+++ THE DATA

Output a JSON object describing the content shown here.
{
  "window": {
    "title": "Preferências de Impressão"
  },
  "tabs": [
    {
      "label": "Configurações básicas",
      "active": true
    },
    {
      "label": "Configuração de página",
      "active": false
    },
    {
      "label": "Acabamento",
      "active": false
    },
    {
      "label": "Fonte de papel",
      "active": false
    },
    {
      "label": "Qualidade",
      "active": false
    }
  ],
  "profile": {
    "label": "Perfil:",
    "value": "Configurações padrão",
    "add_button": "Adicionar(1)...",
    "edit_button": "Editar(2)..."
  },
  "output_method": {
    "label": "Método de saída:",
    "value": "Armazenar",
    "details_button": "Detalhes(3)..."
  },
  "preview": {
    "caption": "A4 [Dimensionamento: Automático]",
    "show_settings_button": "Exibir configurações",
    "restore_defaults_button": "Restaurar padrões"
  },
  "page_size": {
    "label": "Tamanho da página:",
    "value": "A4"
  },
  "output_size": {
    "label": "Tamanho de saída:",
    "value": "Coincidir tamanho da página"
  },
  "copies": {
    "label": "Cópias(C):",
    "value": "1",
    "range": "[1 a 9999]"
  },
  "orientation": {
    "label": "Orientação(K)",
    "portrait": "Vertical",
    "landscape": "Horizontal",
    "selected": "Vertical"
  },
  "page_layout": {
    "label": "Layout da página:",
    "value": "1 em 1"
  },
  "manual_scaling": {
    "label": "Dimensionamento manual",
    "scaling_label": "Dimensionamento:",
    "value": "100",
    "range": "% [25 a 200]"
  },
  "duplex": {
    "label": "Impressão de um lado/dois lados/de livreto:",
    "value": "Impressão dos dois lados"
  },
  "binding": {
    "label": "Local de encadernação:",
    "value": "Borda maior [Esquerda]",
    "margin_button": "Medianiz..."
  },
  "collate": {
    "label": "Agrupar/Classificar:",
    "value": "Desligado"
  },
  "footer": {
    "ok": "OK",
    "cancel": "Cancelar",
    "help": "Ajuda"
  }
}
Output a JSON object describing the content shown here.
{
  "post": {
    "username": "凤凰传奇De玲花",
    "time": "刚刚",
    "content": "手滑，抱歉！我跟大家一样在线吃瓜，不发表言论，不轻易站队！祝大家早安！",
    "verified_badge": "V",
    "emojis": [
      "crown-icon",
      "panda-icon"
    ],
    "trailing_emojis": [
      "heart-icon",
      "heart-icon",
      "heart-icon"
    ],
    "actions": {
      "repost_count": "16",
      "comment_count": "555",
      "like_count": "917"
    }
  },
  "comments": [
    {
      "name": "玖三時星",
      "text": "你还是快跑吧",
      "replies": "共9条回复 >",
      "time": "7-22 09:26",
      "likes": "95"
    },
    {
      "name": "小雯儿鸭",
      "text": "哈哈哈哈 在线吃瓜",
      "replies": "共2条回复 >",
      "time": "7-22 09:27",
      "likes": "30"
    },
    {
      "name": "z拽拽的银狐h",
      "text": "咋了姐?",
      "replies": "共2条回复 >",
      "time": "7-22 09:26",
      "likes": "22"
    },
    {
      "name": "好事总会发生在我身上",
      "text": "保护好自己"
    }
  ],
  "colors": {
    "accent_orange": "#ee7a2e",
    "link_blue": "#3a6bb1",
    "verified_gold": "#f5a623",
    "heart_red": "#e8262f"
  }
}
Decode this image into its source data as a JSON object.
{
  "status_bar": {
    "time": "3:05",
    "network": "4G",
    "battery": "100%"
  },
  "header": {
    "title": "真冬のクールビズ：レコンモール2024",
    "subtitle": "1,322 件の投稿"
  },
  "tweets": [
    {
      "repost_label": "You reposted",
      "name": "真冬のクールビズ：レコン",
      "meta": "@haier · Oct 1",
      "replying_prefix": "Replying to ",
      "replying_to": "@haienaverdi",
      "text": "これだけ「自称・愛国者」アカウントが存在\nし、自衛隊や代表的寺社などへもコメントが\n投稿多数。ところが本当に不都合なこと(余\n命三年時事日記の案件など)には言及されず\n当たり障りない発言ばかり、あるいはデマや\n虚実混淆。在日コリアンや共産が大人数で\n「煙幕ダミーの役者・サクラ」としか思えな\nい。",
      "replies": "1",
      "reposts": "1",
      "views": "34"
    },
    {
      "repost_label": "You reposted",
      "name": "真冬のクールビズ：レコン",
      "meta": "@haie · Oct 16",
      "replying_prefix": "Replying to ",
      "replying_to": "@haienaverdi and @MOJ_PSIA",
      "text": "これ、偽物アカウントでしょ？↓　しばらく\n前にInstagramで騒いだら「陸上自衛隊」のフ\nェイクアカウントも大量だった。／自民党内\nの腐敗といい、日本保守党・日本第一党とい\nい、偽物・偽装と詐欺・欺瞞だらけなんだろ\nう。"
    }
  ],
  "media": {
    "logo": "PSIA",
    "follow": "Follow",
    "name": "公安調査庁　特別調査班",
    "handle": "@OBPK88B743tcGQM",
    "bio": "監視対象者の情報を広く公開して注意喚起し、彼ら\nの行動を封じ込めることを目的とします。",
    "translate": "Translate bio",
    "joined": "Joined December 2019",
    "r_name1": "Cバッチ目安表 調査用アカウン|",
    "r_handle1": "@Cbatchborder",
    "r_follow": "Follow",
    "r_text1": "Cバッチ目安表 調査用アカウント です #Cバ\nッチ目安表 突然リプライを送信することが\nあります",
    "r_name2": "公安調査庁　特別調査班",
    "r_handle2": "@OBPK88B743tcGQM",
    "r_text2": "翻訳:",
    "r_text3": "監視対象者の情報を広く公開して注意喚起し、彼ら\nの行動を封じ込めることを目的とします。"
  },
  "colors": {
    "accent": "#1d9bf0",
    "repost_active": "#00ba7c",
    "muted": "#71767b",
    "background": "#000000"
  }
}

++++++

Your task is to give the records above again, exactly.

§ FINISHED TASK:
Output a JSON object describing the content shown here.
{
  "window": {
    "title": "Preferências de Impressão"
  },
  "tabs": [
    {
      "label": "Configurações básicas",
      "active": true
    },
    {
      "label": "Configuração de página",
      "active": false
    },
    {
      "label": "Acabamento",
      "active": false
    },
    {
      "label": "Fonte de papel",
      "active": false
    },
    {
      "label": "Qualidade",
      "active": false
    }
  ],
  "profile": {
    "label": "Perfil:",
    "value": "Configurações padrão",
    "add_button": "Adicionar(1)...",
    "edit_button": "Editar(2)..."
  },
  "output_method": {
    "label": "Método de saída:",
    "value": "Armazenar",
    "details_button": "Detalhes(3)..."
  },
  "preview": {
    "caption": "A4 [Dimensionamento: Automático]",
    "show_settings_button": "Exibir configurações",
    "restore_defaults_button": "Restaurar padrões"
  },
  "page_size": {
    "label": "Tamanho da página:",
    "value": "A4"
  },
  "output_size": {
    "label": "Tamanho de saída:",
    "value": "Coincidir tamanho da página"
  },
  "copies": {
    "label": "Cópias(C):",
    "value": "1",
    "range": "[1 a 9999]"
  },
  "orientation": {
    "label": "Orientação(K)",
    "portrait": "Vertical",
    "landscape": "Horizontal",
    "selected": "Vertical"
  },
  "page_layout": {
    "label": "Layout da página:",
    "value": "1 em 1"
  },
  "manual_scaling": {
    "label": "Dimensionamento manual",
    "scaling_label": "Dimensionamento:",
    "value": "100",
    "range": "% [25 a 200]"
  },
  "duplex": {
    "label": "Impressão de um lado/dois lados/de livreto:",
    "value": "Impressão dos dois lados"
  },
  "binding": {
    "label": "Local de encadernação:",
    "value": "Borda maior [Esquerda]",
    "margin_button": "Medianiz..."
  },
  "collate": {
    "label": "Agrupar/Classificar:",
    "value": "Desligado"
  },
  "footer": {
    "ok": "OK",
    "cancel": "Cancelar",
    "help": "Ajuda"
  }
}
Output a JSON object describing the content shown here.
{
  "post": {
    "username": "凤凰传奇De玲花",
    "time": "刚刚",
    "content": "手滑，抱歉！我跟大家一样在线吃瓜，不发表言论，不轻易站队！祝大家早安！",
    "verified_badge": "V",
    "emojis": [
      "crown-icon",
      "panda-icon"
    ],
    "trailing_emojis": [
      "heart-icon",
      "heart-icon",
      "heart-icon"
    ],
    "actions": {
      "repost_count": "16",
      "comment_count": "555",
      "like_count": "917"
    }
  },
  "comments": [
    {
      "name": "玖三時星",
      "text": "你还是快跑吧",
      "replies": "共9条回复 >",
      "time": "7-22 09:26",
      "likes": "95"
    },
    {
      "name": "小雯儿鸭",
      "text": "哈哈哈哈 在线吃瓜",
      "replies": "共2条回复 >",
      "time": "7-22 09:27",
      "likes": "30"
    },
    {
      "name": "z拽拽的银狐h",
      "text": "咋了姐?",
      "replies": "共2条回复 >",
      "time": "7-22 09:26",
      "likes": "22"
    },
    {
      "name": "好事总会发生在我身上",
      "text": "保护好自己"
    }
  ],
  "colors": {
    "accent_orange": "#ee7a2e",
    "link_blue": "#3a6bb1",
    "verified_gold": "#f5a623",
    "heart_red": "#e8262f"
  }
}
Decode this image into its source data as a JSON object.
{
  "status_bar": {
    "time": "3:05",
    "network": "4G",
    "battery": "100%"
  },
  "header": {
    "title": "真冬のクールビズ：レコンモール2024",
    "subtitle": "1,322 件の投稿"
  },
  "tweets": [
    {
      "repost_label": "You reposted",
      "name": "真冬のクールビズ：レコン",
      "meta": "@haier · Oct 1",
      "replying_prefix": "Replying to ",
      "replying_to": "@haienaverdi",
      "text": "これだけ「自称・愛国者」アカウントが存在\nし、自衛隊や代表的寺社などへもコメントが\n投稿多数。ところが本当に不都合なこと(余\n命三年時事日記の案件など)には言及されず\n当たり障りない発言ばかり、あるいはデマや\n虚実混淆。在日コリアンや共産が大人数で\n「煙幕ダミーの役者・サクラ」としか思えな\nい。",
      "replies": "1",
      "reposts": "1",
      "views": "34"
    },
    {
      "repost_label": "You reposted",
      "name": "真冬のクールビズ：レコン",
      "meta": "@haie · Oct 16",
      "replying_prefix": "Replying to ",
      "replying_to": "@haienaverdi and @MOJ_PSIA",
      "text": "これ、偽物アカウントでしょ？↓　しばらく\n前にInstagramで騒いだら「陸上自衛隊」のフ\nェイクアカウントも大量だった。／自民党内\nの腐敗といい、日本保守党・日本第一党とい\nい、偽物・偽装と詐欺・欺瞞だらけなんだろ\nう。"
    }
  ],
  "media": {
    "logo": "PSIA",
    "follow": "Follow",
    "name": "公安調査庁　特別調査班",
    "handle": "@OBPK88B743tcGQM",
    "bio": "監視対象者の情報を広く公開して注意喚起し、彼ら\nの行動を封じ込めることを目的とします。",
    "translate": "Translate bio",
    "joined": "Joined December 2019",
    "r_name1": "Cバッチ目安表 調査用アカウン|",
    "r_handle1": "@Cbatchborder",
    "r_follow": "Follow",
    "r_text1": "Cバッチ目安表 調査用アカウント です #Cバ\nッチ目安表 突然リプライを送信することが\nあります",
    "r_name2": "公安調査庁　特別調査班",
    "r_handle2": "@OBPK88B743tcGQM",
    "r_text2": "翻訳:",
    "r_text3": "監視対象者の情報を広く公開して注意喚起し、彼ら\nの行動を封じ込めることを目的とします。"
  },
  "colors": {
    "accent": "#1d9bf0",
    "repost_active": "#00ba7c",
    "muted": "#71767b",
    "background": "#000000"
  }
}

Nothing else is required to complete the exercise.